SHORT TASK:
Tally up the lines where the string "title" appears; reply with the number only.

######

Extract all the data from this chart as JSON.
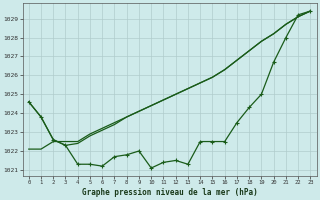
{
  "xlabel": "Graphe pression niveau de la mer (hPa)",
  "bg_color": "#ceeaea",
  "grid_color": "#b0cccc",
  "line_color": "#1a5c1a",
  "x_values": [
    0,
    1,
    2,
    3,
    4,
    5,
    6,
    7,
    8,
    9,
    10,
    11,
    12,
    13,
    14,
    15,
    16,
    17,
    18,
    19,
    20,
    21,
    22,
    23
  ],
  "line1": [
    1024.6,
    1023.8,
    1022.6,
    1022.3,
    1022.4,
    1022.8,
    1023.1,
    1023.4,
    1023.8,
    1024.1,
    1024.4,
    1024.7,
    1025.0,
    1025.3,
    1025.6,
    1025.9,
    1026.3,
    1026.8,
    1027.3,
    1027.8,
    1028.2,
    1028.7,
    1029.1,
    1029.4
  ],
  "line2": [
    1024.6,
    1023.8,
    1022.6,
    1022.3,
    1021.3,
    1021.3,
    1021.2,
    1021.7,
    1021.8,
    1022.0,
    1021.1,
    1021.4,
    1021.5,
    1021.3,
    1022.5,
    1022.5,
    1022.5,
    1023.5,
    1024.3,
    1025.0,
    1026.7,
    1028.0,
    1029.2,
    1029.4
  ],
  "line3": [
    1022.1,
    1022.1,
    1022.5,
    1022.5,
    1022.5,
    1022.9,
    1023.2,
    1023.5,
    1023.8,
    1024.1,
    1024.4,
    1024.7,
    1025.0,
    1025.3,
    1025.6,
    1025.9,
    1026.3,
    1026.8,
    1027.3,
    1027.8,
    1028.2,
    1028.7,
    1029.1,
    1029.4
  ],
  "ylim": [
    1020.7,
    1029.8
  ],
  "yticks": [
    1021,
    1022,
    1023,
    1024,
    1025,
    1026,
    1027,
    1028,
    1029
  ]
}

######

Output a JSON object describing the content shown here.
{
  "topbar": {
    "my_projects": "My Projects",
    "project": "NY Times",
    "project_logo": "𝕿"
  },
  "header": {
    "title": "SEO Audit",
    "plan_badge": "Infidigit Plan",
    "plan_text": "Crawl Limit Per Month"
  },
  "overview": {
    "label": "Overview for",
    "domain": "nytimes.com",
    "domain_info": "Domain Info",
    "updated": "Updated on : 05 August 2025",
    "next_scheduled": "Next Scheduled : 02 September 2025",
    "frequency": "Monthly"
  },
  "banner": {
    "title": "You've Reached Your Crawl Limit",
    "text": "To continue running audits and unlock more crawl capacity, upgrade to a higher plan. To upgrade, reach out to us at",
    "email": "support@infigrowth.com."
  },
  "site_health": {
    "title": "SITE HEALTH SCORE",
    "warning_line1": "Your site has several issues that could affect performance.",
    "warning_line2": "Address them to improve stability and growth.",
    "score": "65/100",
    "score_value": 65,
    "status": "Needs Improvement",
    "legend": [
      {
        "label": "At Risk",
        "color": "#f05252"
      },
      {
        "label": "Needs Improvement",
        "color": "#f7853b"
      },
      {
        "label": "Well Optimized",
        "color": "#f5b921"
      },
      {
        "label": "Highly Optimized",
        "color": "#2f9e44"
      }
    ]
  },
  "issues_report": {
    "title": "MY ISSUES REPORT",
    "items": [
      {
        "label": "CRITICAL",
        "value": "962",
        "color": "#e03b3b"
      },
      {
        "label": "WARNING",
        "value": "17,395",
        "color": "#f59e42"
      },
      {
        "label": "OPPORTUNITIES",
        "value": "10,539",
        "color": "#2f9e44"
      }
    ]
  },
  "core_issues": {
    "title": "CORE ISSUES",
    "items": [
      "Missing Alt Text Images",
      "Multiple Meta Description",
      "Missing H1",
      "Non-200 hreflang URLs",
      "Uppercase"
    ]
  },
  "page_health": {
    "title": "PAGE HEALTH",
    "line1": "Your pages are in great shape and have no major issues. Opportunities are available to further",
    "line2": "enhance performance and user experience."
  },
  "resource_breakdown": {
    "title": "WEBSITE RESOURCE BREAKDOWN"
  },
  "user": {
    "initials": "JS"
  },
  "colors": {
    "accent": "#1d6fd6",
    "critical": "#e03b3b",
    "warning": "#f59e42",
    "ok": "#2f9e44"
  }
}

######

FINAL RESULT:
7